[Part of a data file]
/---
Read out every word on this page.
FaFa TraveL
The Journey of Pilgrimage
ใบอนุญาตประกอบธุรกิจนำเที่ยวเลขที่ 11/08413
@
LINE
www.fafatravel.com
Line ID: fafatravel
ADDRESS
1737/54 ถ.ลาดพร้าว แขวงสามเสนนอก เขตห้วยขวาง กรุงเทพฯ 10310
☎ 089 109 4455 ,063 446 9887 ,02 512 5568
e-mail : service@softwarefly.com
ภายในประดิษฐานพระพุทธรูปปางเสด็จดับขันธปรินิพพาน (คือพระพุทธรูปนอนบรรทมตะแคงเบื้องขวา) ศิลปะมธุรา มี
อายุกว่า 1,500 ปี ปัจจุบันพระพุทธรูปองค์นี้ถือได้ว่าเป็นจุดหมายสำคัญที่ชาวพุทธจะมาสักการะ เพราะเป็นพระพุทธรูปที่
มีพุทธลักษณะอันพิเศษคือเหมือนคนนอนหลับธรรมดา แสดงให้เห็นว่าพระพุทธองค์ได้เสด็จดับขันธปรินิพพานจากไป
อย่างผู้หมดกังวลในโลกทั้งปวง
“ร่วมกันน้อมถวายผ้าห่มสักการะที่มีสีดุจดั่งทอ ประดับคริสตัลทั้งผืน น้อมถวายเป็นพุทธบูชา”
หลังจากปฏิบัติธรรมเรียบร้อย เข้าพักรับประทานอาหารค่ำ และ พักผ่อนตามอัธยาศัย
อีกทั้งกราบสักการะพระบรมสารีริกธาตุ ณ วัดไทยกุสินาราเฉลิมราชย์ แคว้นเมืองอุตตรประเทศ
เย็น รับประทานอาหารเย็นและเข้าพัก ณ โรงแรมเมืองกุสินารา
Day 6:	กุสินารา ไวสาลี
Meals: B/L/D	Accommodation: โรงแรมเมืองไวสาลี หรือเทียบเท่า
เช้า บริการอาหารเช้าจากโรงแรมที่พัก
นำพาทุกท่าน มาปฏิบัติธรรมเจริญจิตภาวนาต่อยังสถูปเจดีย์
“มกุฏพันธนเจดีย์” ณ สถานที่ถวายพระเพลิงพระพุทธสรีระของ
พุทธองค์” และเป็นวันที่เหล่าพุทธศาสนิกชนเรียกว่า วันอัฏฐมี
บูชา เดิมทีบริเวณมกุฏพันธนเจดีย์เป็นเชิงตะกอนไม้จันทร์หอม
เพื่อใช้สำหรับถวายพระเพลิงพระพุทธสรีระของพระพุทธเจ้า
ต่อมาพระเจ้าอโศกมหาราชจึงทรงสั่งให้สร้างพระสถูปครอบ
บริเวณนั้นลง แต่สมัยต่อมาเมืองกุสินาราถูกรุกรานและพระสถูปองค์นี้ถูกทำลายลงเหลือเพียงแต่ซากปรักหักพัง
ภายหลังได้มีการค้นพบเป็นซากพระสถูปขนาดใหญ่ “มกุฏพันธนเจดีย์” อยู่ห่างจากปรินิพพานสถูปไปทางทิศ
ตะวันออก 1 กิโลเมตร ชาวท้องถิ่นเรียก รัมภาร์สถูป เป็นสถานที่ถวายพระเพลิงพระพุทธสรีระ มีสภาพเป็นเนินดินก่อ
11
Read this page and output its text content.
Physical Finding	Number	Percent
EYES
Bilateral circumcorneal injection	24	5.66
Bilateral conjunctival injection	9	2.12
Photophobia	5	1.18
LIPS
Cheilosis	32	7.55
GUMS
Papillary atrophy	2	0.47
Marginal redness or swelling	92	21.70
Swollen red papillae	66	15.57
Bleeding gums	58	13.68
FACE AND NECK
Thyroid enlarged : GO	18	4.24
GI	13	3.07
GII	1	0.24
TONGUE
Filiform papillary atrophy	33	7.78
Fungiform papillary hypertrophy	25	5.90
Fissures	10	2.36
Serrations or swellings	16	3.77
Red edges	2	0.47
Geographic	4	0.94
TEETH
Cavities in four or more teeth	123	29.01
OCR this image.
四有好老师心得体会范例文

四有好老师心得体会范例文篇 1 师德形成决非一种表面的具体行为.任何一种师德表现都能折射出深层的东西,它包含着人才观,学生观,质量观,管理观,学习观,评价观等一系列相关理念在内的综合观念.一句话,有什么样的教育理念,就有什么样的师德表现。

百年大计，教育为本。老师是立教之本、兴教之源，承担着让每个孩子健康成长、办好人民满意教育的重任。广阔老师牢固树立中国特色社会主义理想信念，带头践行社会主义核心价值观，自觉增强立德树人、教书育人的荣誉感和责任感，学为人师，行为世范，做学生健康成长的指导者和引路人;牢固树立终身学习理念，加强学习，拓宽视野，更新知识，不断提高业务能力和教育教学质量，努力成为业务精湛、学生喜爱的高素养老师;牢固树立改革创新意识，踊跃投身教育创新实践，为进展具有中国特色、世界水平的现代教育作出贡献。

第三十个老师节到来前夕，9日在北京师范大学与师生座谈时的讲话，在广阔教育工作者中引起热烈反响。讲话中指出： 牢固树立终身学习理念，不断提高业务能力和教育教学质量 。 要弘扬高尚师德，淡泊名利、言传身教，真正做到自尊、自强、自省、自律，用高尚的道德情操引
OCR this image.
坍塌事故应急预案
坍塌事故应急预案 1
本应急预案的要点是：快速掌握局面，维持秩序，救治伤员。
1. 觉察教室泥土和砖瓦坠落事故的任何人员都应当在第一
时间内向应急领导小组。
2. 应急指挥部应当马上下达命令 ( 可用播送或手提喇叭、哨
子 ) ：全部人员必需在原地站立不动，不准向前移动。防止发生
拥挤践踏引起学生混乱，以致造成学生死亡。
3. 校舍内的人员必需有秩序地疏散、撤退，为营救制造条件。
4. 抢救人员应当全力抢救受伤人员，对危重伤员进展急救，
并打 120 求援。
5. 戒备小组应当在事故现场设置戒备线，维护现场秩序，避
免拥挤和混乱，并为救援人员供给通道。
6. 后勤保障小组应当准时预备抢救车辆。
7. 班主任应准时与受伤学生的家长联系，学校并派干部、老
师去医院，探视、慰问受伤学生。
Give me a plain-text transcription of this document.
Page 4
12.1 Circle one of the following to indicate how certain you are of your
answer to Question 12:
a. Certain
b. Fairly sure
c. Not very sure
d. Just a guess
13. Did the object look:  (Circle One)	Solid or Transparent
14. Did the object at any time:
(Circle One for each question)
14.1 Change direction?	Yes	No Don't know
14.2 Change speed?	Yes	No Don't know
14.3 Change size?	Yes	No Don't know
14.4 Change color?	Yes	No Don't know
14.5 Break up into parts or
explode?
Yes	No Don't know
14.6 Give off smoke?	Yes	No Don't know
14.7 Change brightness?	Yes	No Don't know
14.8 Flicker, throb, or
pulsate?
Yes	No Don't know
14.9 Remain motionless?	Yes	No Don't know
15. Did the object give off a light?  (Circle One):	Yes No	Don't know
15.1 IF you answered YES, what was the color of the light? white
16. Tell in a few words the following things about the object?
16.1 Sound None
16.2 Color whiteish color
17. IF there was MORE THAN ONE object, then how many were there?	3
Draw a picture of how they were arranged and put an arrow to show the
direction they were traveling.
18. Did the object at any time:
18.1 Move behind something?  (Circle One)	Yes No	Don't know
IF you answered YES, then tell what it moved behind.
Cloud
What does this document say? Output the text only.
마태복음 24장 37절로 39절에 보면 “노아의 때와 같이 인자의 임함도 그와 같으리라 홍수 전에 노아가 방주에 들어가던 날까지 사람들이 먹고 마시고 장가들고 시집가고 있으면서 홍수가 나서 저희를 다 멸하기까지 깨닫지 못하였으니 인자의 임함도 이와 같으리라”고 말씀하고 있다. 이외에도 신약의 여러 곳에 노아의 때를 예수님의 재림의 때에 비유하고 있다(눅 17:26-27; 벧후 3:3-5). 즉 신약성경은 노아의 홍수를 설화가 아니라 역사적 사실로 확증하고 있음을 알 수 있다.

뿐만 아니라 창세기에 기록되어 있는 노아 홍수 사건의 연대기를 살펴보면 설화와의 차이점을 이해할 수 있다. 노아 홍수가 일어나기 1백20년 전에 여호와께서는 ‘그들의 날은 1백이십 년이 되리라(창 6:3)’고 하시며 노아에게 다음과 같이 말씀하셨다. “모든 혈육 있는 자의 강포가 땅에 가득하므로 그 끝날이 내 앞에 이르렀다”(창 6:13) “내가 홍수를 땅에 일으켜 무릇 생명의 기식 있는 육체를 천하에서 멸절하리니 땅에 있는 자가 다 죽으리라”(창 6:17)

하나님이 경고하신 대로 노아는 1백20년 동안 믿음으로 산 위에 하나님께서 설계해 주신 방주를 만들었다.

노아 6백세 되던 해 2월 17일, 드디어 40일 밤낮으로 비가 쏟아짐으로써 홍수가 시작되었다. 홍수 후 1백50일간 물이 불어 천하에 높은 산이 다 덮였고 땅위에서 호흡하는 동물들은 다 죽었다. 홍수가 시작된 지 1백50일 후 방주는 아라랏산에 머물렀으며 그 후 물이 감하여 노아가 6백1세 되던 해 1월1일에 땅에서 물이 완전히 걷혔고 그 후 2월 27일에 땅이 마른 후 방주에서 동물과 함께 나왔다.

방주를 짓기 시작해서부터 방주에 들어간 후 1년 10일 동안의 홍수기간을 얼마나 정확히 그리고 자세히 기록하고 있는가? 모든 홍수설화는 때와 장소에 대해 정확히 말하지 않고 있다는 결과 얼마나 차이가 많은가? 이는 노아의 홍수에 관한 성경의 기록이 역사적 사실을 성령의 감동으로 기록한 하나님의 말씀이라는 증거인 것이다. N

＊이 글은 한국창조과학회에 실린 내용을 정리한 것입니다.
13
\---
The problem => From the entries above, return each line with the word "object" in it.

Result below =>
13. Did the object look:  (Circle One)	Solid or Transparent
14. Did the object at any time:
15. Did the object give off a light?  (Circle One):	Yes No	Don't know
16. Tell in a few words the following things about the object?
17. IF there was MORE THAN ONE object, then how many were there?	3
18. Did the object at any time:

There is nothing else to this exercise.